> _What is asked_:
Only a number is wanted: how many lines in these records contain the word "text"?
━━ Input records
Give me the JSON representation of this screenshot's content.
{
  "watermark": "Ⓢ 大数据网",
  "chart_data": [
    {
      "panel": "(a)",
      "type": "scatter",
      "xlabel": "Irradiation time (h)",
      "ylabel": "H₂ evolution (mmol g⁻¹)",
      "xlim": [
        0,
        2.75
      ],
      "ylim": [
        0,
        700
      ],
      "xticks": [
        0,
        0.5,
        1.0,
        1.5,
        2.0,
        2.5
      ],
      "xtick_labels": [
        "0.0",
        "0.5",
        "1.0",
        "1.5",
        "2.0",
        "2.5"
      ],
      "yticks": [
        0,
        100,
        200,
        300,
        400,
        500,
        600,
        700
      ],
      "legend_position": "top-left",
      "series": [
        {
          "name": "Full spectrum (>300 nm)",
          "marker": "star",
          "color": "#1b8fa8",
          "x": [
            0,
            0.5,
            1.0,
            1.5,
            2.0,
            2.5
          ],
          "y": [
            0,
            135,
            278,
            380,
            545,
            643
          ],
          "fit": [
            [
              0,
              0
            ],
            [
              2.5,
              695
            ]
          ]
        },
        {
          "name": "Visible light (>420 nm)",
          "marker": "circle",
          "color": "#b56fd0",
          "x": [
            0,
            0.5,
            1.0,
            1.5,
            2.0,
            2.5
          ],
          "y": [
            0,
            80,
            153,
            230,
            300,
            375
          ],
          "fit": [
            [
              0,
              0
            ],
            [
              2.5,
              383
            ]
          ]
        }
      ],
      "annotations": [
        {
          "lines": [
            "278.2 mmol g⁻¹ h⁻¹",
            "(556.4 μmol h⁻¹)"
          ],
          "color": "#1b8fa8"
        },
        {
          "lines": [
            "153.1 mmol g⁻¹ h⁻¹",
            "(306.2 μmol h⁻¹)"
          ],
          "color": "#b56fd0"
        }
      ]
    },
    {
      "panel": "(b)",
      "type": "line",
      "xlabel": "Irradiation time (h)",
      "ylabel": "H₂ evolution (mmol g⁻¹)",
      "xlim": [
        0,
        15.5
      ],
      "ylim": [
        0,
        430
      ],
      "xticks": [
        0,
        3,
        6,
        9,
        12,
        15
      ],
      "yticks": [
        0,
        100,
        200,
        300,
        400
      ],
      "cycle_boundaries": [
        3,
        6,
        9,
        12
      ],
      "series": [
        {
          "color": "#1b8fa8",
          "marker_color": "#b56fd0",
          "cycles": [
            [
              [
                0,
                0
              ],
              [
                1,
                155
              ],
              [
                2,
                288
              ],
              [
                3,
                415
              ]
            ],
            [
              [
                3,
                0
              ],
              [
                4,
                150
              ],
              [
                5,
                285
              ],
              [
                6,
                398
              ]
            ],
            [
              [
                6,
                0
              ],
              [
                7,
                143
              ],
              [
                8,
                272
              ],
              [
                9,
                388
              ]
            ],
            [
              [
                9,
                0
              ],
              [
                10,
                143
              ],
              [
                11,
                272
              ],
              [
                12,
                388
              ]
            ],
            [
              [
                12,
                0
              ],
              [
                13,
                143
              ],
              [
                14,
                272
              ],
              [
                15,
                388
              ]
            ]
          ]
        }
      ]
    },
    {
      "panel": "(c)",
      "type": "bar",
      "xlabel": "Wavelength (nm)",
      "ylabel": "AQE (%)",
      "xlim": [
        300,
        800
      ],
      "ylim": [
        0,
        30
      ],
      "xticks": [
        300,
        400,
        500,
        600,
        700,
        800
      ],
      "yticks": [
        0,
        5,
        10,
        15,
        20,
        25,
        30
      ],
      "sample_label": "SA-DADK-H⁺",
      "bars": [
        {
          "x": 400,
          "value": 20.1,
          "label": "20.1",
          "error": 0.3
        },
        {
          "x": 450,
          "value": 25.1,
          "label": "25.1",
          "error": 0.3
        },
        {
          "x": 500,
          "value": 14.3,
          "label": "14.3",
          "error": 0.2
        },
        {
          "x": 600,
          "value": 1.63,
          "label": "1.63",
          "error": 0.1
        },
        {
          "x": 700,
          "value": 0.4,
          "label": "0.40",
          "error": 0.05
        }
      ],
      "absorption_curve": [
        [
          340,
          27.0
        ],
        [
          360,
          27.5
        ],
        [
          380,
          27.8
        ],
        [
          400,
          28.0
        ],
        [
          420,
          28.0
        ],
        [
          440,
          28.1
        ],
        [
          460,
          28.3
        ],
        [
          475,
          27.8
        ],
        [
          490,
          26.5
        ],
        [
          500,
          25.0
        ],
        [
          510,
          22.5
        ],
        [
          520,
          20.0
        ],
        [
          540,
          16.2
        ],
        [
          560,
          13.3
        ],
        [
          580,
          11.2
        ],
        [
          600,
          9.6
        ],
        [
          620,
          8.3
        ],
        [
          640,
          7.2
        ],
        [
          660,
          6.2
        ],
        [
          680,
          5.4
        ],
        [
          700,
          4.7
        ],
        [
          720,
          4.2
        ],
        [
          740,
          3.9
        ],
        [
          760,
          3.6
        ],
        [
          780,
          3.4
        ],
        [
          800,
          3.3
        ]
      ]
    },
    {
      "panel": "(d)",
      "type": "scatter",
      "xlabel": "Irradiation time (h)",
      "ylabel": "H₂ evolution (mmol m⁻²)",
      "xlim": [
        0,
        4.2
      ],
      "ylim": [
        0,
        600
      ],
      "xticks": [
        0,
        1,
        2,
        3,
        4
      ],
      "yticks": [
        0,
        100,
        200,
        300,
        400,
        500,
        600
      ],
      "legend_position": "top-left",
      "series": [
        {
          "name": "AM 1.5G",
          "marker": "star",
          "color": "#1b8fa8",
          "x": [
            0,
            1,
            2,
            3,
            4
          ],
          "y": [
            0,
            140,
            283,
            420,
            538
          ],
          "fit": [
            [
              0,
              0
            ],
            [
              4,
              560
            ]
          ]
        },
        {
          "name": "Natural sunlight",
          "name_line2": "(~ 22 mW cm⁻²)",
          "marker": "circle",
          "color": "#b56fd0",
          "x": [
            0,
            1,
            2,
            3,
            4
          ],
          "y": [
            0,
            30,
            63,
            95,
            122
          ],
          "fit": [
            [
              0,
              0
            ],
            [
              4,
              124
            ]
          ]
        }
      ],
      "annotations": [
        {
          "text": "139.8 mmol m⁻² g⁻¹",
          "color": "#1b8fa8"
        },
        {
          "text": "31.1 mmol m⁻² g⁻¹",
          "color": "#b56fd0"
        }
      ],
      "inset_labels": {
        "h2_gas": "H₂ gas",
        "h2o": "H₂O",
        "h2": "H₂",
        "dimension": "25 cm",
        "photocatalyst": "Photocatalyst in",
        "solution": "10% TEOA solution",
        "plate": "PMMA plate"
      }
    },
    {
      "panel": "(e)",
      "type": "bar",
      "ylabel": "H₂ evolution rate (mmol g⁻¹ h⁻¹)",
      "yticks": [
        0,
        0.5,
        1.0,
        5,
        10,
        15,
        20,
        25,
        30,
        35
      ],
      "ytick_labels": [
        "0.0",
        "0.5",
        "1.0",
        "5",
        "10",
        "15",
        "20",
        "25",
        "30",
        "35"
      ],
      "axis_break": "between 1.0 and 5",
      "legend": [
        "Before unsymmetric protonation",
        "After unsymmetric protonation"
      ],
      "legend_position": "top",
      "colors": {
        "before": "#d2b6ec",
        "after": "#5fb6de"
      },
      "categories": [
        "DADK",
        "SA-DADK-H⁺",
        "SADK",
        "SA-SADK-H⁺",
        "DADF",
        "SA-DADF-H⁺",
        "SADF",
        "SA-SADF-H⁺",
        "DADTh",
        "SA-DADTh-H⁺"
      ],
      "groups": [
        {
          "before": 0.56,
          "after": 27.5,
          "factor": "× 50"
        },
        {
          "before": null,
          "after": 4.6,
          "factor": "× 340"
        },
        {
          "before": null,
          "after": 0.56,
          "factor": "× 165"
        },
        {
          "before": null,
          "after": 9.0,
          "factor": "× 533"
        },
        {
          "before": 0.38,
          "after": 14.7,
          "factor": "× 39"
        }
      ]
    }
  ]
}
━━━━
> _Result of this exercise_:
2